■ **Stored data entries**
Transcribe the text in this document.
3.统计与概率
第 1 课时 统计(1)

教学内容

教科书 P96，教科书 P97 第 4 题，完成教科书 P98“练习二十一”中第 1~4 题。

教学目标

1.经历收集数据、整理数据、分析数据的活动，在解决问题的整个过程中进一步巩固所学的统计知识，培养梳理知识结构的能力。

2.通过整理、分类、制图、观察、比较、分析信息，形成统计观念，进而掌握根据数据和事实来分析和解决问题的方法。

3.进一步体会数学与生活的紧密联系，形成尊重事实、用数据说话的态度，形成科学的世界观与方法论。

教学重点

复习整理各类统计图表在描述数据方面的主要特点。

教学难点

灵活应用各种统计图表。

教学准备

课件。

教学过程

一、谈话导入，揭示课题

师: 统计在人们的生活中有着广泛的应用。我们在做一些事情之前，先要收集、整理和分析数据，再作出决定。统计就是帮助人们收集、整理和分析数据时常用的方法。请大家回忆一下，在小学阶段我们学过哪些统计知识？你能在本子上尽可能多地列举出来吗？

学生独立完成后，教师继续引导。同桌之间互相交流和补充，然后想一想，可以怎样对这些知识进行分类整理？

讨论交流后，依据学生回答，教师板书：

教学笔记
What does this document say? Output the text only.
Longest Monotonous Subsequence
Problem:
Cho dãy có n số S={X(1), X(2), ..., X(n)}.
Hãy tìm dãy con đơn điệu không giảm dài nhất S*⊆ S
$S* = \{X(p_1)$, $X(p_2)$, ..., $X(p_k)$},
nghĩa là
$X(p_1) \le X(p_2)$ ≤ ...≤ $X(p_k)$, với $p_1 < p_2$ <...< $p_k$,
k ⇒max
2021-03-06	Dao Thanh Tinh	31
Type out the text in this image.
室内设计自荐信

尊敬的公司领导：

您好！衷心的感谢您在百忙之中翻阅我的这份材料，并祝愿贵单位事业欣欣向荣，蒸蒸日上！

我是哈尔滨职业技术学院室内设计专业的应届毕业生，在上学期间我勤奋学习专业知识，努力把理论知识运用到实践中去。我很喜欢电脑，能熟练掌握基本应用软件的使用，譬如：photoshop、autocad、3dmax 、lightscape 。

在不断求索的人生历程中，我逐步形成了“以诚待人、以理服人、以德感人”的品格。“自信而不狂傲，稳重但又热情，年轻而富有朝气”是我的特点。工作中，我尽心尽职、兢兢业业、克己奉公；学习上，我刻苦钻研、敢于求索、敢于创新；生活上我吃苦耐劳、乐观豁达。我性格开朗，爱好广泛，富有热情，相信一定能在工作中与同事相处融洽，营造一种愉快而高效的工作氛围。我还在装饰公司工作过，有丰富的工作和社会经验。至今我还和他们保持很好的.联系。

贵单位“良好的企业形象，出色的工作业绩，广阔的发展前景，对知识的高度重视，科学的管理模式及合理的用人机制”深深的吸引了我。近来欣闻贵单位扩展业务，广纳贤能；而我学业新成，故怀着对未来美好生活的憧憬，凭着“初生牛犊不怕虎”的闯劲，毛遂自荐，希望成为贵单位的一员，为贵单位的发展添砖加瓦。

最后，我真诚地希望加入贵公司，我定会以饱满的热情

■ **Problem to work on**
Your task is to repeat every entry exactly.

■ **Exercise answer**
Transcribe the text in this document.
3.统计与概率
第 1 课时 统计(1)

教学内容

教科书 P96，教科书 P97 第 4 题，完成教科书 P98“练习二十一”中第 1~4 题。

教学目标

1.经历收集数据、整理数据、分析数据的活动，在解决问题的整个过程中进一步巩固所学的统计知识，培养梳理知识结构的能力。

2.通过整理、分类、制图、观察、比较、分析信息，形成统计观念，进而掌握根据数据和事实来分析和解决问题的方法。

3.进一步体会数学与生活的紧密联系，形成尊重事实、用数据说话的态度，形成科学的世界观与方法论。

教学重点

复习整理各类统计图表在描述数据方面的主要特点。

教学难点

灵活应用各种统计图表。

教学准备

课件。

教学过程

一、谈话导入，揭示课题

师: 统计在人们的生活中有着广泛的应用。我们在做一些事情之前，先要收集、整理和分析数据，再作出决定。统计就是帮助人们收集、整理和分析数据时常用的方法。请大家回忆一下，在小学阶段我们学过哪些统计知识？你能在本子上尽可能多地列举出来吗？

学生独立完成后，教师继续引导。同桌之间互相交流和补充，然后想一想，可以怎样对这些知识进行分类整理？

讨论交流后，依据学生回答，教师板书：

教学笔记
What does this document say? Output the text only.
Longest Monotonous Subsequence
Problem:
Cho dãy có n số S={X(1), X(2), ..., X(n)}.
Hãy tìm dãy con đơn điệu không giảm dài nhất S*⊆ S
$S* = \{X(p_1)$, $X(p_2)$, ..., $X(p_k)$},
nghĩa là
$X(p_1) \le X(p_2)$ ≤ ...≤ $X(p_k)$, với $p_1 < p_2$ <...< $p_k$,
k ⇒max
2021-03-06	Dao Thanh Tinh	31
Type out the text in this image.
室内设计自荐信

尊敬的公司领导：

您好！衷心的感谢您在百忙之中翻阅我的这份材料，并祝愿贵单位事业欣欣向荣，蒸蒸日上！

我是哈尔滨职业技术学院室内设计专业的应届毕业生，在上学期间我勤奋学习专业知识，努力把理论知识运用到实践中去。我很喜欢电脑，能熟练掌握基本应用软件的使用，譬如：photoshop、autocad、3dmax 、lightscape 。

在不断求索的人生历程中，我逐步形成了“以诚待人、以理服人、以德感人”的品格。“自信而不狂傲，稳重但又热情，年轻而富有朝气”是我的特点。工作中，我尽心尽职、兢兢业业、克己奉公；学习上，我刻苦钻研、敢于求索、敢于创新；生活上我吃苦耐劳、乐观豁达。我性格开朗，爱好广泛，富有热情，相信一定能在工作中与同事相处融洽，营造一种愉快而高效的工作氛围。我还在装饰公司工作过，有丰富的工作和社会经验。至今我还和他们保持很好的.联系。

贵单位“良好的企业形象，出色的工作业绩，广阔的发展前景，对知识的高度重视，科学的管理模式及合理的用人机制”深深的吸引了我。近来欣闻贵单位扩展业务，广纳贤能；而我学业新成，故怀着对未来美好生活的憧憬，凭着“初生牛犊不怕虎”的闯劲，毛遂自荐，希望成为贵单位的一员，为贵单位的发展添砖加瓦。

最后，我真诚地希望加入贵公司，我定会以饱满的热情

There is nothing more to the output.